From the records below, copy every line that contains the word "میرے".

Saved entries:
-- Begin --
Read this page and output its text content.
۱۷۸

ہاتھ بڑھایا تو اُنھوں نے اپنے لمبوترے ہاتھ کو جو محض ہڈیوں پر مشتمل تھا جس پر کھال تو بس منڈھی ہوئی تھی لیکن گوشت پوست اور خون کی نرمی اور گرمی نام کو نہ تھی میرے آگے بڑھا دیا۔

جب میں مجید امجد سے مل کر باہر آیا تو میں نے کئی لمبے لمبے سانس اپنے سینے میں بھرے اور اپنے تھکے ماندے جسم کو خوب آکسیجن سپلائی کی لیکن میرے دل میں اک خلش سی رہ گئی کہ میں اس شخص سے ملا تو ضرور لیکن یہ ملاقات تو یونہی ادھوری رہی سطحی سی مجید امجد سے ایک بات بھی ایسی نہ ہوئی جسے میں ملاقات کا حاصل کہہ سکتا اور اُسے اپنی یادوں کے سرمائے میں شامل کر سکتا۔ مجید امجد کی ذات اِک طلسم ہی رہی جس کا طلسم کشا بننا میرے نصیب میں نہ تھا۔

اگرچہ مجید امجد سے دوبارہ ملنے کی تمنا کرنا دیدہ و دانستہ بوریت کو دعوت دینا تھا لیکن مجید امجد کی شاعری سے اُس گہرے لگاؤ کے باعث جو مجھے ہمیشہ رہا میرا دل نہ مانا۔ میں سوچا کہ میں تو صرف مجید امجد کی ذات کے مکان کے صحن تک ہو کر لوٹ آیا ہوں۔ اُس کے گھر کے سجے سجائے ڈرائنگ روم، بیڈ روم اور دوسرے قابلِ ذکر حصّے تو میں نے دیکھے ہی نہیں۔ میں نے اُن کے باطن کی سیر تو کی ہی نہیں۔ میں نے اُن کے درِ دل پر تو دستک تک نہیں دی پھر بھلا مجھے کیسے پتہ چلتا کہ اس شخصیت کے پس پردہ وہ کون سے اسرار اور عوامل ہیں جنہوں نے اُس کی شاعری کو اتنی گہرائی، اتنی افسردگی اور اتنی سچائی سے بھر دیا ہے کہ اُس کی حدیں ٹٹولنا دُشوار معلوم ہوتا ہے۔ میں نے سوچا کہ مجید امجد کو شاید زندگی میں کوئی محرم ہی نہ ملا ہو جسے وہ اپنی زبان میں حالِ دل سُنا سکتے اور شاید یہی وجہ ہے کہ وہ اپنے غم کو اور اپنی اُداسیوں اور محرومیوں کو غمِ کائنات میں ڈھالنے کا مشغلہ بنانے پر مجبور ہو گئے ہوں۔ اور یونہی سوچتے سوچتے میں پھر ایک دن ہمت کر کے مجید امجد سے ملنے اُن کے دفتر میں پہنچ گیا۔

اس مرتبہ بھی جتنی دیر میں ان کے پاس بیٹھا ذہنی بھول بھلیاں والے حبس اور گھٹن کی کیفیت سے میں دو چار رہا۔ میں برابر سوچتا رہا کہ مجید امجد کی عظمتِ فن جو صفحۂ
-- End --
— ANSWER TO THIS PROBLEM —
ہاتھ بڑھایا تو اُنھوں نے اپنے لمبوترے ہاتھ کو جو محض ہڈیوں پر مشتمل تھا جس پر کھال تو بس منڈھی ہوئی تھی لیکن گوشت پوست اور خون کی نرمی اور گرمی نام کو نہ تھی میرے آگے بڑھا دیا۔
جب میں مجید امجد سے مل کر باہر آیا تو میں نے کئی لمبے لمبے سانس اپنے سینے میں بھرے اور اپنے تھکے ماندے جسم کو خوب آکسیجن سپلائی کی لیکن میرے دل میں اک خلش سی رہ گئی کہ میں اس شخص سے ملا تو ضرور لیکن یہ ملاقات تو یونہی ادھوری رہی سطحی سی مجید امجد سے ایک بات بھی ایسی نہ ہوئی جسے میں ملاقات کا حاصل کہہ سکتا اور اُسے اپنی یادوں کے سرمائے میں شامل کر سکتا۔ مجید امجد کی ذات اِک طلسم ہی رہی جس کا طلسم کشا بننا میرے نصیب میں نہ تھا۔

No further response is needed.